[Collected data entries]
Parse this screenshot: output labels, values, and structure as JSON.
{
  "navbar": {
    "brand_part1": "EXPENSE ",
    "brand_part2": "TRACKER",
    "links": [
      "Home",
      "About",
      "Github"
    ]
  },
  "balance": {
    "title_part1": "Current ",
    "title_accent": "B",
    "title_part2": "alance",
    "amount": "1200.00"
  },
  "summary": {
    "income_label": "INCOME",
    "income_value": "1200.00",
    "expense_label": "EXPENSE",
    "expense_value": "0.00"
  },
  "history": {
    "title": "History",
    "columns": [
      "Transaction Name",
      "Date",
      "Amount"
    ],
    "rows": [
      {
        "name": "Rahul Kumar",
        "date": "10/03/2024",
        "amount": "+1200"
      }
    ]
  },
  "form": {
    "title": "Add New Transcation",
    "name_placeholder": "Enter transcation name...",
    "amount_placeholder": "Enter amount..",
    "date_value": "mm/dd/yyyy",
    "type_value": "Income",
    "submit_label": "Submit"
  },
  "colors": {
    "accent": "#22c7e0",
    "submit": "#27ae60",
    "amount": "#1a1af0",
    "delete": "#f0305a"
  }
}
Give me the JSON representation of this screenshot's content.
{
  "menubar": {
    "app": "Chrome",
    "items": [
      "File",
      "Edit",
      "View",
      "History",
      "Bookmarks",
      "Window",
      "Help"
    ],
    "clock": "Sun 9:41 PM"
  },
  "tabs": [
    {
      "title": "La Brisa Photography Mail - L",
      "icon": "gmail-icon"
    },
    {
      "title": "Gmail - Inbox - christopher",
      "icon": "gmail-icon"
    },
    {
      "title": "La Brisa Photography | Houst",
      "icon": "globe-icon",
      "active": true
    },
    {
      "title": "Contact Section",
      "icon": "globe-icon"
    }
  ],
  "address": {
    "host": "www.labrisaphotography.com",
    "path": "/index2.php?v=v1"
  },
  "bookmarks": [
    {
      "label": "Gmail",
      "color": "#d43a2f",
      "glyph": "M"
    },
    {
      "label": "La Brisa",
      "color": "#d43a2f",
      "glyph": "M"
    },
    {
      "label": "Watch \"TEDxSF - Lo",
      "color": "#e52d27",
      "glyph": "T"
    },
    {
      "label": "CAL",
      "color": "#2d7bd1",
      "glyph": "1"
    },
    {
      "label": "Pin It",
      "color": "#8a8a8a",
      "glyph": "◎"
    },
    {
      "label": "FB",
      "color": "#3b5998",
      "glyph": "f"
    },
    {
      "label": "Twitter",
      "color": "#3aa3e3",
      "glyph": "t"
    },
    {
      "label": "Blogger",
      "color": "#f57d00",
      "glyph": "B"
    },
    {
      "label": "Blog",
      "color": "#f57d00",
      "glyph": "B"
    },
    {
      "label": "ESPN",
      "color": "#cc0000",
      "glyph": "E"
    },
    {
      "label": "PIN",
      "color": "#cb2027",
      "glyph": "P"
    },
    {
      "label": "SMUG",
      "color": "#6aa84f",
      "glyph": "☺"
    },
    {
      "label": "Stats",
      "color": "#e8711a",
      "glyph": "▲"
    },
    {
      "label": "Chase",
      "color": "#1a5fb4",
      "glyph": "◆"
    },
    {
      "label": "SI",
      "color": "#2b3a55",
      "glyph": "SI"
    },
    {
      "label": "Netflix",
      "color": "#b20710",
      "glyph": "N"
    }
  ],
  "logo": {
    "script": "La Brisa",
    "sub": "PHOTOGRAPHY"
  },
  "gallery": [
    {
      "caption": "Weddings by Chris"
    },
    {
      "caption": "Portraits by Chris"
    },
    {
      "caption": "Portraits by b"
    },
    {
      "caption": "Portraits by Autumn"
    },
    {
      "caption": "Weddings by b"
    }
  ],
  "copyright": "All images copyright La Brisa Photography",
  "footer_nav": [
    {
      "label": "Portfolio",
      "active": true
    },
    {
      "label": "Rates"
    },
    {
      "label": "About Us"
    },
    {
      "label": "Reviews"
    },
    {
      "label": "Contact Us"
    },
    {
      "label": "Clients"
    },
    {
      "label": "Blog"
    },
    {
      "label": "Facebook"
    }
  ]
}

...

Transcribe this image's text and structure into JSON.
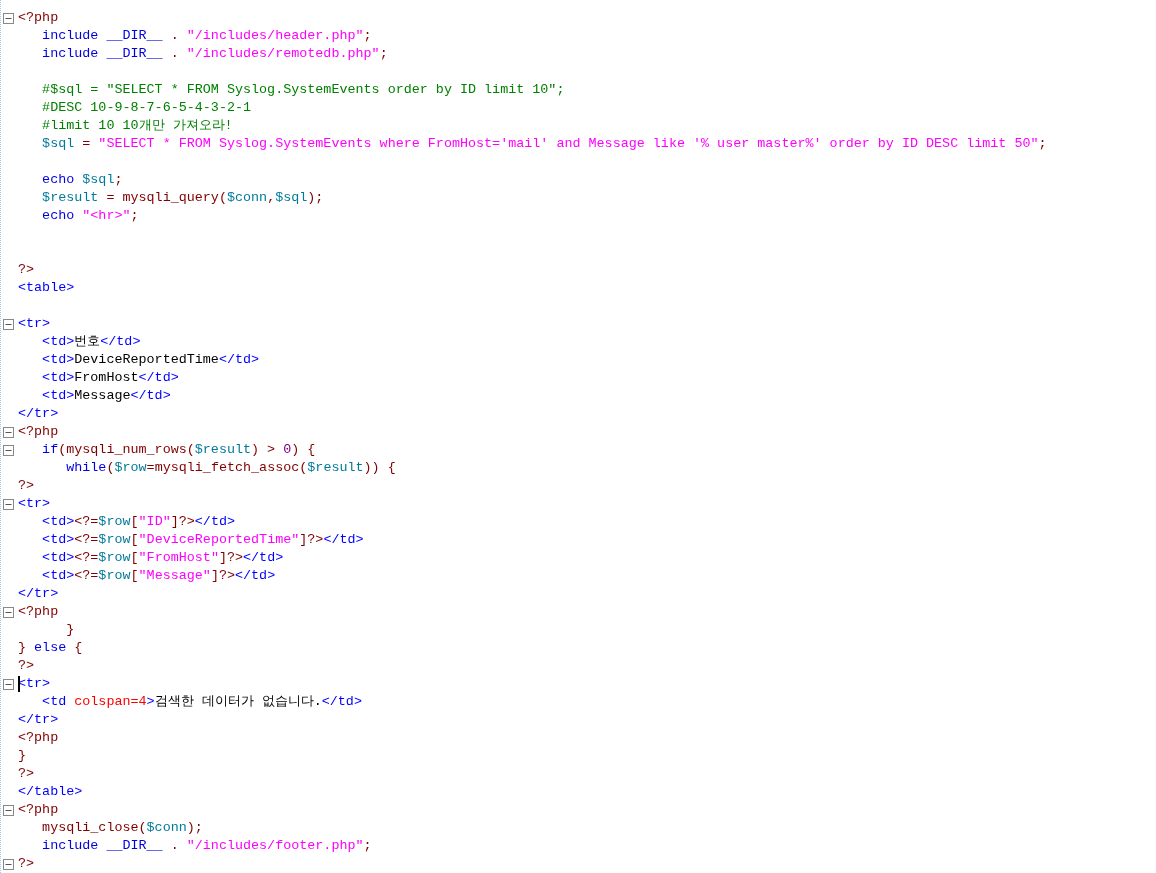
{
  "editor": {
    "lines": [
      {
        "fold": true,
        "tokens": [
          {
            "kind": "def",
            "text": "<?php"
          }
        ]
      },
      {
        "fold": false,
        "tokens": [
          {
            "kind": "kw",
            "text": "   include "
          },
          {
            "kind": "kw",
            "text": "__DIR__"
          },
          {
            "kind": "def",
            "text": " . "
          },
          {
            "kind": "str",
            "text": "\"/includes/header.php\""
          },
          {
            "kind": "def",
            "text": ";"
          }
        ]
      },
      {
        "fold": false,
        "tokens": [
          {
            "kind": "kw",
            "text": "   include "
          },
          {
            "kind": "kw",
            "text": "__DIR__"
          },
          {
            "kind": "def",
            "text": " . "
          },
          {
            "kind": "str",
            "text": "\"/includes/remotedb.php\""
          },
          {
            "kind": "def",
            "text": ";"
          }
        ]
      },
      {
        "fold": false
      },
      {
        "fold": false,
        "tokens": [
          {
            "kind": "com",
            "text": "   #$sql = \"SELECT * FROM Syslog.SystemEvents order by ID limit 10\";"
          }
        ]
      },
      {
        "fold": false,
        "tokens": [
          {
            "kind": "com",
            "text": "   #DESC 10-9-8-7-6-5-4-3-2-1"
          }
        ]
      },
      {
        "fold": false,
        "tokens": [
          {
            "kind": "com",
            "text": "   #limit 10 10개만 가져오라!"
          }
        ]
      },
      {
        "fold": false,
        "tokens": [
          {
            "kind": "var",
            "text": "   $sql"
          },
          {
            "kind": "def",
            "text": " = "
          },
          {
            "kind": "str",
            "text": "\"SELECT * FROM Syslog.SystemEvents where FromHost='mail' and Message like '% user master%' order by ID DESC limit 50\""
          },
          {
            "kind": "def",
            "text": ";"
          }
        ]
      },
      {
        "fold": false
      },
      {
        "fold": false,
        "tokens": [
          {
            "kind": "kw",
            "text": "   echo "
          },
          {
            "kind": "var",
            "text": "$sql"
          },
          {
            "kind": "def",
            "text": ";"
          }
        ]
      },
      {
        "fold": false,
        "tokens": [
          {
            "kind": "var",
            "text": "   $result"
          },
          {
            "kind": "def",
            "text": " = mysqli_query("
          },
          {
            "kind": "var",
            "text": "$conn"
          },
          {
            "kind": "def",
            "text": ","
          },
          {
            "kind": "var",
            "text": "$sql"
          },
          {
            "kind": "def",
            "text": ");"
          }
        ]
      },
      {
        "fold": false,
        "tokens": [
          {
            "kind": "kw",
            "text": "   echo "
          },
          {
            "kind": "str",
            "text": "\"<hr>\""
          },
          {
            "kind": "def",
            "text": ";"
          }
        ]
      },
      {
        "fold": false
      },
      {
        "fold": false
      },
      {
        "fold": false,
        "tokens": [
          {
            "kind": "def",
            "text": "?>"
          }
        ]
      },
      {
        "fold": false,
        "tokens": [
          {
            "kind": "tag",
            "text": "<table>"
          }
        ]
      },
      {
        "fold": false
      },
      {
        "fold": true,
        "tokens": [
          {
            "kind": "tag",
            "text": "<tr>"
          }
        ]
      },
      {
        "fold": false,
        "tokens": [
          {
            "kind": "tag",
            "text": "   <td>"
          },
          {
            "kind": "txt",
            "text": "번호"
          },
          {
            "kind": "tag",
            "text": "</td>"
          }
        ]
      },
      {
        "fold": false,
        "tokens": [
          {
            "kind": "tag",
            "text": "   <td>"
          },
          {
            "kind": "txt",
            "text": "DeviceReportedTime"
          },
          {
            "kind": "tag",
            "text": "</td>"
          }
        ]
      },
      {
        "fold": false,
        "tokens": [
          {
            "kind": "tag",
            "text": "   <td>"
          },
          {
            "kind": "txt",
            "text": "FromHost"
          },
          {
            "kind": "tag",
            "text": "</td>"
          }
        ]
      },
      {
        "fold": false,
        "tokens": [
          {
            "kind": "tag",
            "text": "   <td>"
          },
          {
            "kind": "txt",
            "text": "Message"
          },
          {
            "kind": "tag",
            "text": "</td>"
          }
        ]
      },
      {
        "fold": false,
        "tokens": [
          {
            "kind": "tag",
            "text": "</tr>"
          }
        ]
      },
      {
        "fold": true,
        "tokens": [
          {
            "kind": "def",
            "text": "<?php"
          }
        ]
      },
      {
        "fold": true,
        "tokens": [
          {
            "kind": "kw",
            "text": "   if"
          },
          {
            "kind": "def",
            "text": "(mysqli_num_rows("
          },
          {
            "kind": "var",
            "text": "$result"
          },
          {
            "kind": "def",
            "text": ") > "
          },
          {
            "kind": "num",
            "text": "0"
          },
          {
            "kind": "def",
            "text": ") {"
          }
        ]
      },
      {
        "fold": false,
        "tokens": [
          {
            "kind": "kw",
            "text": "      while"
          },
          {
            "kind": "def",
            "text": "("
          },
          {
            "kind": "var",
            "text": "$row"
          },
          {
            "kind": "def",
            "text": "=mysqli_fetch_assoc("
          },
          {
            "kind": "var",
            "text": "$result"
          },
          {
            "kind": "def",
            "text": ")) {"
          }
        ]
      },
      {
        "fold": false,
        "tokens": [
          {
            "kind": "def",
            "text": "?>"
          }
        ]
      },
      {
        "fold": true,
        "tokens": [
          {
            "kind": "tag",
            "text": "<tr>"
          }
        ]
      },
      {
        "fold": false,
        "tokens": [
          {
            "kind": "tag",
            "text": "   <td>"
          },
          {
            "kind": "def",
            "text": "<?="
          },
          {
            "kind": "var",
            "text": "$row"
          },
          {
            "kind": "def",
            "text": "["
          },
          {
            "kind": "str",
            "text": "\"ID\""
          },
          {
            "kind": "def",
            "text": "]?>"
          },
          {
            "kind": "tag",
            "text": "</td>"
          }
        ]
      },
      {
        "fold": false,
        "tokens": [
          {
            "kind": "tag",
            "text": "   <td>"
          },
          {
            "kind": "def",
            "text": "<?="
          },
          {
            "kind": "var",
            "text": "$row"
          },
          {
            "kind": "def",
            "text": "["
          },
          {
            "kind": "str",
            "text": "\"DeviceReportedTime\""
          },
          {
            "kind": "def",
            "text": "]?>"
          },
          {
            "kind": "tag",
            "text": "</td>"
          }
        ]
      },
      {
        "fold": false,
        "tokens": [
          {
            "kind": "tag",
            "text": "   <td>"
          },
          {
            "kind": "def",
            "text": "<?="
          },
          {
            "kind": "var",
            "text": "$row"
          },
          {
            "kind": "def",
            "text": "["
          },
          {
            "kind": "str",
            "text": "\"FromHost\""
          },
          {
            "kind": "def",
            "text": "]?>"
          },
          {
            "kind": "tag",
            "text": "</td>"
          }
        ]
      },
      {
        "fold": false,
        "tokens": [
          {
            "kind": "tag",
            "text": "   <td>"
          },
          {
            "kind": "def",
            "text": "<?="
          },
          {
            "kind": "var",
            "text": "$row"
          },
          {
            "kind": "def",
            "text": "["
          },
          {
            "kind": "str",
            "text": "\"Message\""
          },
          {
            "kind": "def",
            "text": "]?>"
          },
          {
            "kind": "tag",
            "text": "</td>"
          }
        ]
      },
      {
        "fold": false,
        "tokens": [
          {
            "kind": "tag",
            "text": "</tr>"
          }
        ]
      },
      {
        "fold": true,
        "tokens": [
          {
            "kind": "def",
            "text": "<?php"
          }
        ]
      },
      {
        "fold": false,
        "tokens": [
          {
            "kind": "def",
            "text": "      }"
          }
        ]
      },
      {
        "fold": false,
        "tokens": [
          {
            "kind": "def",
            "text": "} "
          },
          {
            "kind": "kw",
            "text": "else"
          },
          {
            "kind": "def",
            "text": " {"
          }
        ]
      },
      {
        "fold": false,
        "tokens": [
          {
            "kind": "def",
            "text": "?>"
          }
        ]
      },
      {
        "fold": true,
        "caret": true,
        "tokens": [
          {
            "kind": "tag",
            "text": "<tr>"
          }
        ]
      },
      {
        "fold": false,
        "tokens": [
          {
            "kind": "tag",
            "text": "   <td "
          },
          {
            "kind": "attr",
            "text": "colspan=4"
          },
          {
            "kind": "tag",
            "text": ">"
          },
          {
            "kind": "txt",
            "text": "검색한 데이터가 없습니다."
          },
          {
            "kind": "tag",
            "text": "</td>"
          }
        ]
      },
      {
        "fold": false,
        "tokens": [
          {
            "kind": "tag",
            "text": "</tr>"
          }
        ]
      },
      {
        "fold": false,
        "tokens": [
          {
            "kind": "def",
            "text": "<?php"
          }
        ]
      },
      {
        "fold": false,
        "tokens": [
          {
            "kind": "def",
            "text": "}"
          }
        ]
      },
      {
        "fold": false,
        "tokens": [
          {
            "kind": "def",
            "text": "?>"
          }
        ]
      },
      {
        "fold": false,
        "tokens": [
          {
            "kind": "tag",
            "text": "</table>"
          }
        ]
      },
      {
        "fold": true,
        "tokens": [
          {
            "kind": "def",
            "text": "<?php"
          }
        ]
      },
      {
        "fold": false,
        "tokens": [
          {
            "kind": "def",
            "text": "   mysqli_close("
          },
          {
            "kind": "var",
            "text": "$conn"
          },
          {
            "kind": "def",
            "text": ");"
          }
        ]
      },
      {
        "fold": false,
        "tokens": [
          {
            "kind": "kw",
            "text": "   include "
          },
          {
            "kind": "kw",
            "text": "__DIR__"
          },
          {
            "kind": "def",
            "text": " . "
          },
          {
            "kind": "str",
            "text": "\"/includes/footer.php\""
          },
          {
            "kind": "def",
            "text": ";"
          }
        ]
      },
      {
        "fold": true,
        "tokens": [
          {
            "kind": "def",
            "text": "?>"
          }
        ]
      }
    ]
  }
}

---

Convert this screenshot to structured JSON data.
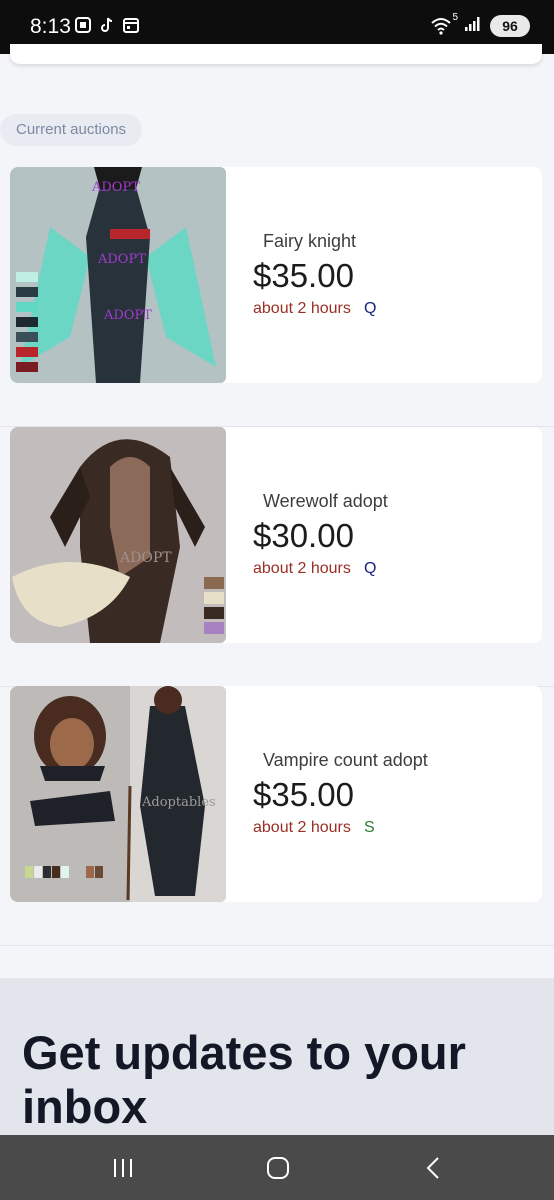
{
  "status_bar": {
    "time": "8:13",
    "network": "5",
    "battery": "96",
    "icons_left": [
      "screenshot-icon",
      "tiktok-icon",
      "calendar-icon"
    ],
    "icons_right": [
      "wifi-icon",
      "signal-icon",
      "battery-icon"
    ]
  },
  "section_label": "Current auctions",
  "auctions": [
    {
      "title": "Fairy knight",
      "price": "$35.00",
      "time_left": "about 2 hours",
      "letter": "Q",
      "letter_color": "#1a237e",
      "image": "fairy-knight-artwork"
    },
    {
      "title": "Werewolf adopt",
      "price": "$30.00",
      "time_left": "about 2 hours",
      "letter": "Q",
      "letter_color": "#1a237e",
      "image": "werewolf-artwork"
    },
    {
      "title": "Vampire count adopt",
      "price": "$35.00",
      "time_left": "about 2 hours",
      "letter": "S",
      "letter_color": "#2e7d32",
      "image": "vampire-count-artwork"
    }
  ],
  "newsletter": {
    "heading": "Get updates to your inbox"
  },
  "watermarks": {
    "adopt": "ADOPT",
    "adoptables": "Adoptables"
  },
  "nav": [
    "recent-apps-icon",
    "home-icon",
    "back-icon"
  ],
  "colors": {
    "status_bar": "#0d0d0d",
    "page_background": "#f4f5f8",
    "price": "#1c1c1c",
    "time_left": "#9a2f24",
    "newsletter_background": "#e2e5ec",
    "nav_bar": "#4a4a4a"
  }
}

* [Short task]: All lines above containing the string "Weddings" are to be collected.

* [Exercise result]:
      "caption": "Weddings by Chris"
      "caption": "Weddings by b"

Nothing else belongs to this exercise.